WRITTEN INSTRUCTION - Copy out each line below exactly as it appears.

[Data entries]

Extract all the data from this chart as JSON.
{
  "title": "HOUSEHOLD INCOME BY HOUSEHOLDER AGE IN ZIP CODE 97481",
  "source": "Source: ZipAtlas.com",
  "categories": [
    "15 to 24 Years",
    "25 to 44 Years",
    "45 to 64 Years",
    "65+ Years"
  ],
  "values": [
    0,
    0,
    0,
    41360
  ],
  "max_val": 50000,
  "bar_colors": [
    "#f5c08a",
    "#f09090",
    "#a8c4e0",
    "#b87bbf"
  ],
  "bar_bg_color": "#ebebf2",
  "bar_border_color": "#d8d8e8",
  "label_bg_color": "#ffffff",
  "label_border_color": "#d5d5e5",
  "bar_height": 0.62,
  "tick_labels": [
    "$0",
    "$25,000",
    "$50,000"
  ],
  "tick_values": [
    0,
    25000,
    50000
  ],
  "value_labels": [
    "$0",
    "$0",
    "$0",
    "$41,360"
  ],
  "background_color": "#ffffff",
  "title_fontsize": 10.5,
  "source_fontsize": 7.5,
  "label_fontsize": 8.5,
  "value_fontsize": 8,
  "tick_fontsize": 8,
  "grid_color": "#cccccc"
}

SOLUTION FOR THIS PROBLEM -
Extract all the data from this chart as JSON.
{
  "title": "HOUSEHOLD INCOME BY HOUSEHOLDER AGE IN ZIP CODE 97481",
  "source": "Source: ZipAtlas.com",
  "categories": [
    "15 to 24 Years",
    "25 to 44 Years",
    "45 to 64 Years",
    "65+ Years"
  ],
  "values": [
    0,
    0,
    0,
    41360
  ],
  "max_val": 50000,
  "bar_colors": [
    "#f5c08a",
    "#f09090",
    "#a8c4e0",
    "#b87bbf"
  ],
  "bar_bg_color": "#ebebf2",
  "bar_border_color": "#d8d8e8",
  "label_bg_color": "#ffffff",
  "label_border_color": "#d5d5e5",
  "bar_height": 0.62,
  "tick_labels": [
    "$0",
    "$25,000",
    "$50,000"
  ],
  "tick_values": [
    0,
    25000,
    50000
  ],
  "value_labels": [
    "$0",
    "$0",
    "$0",
    "$41,360"
  ],
  "background_color": "#ffffff",
  "title_fontsize": 10.5,
  "source_fontsize": 7.5,
  "label_fontsize": 8.5,
  "value_fontsize": 8,
  "tick_fontsize": 8,
  "grid_color": "#cccccc"
}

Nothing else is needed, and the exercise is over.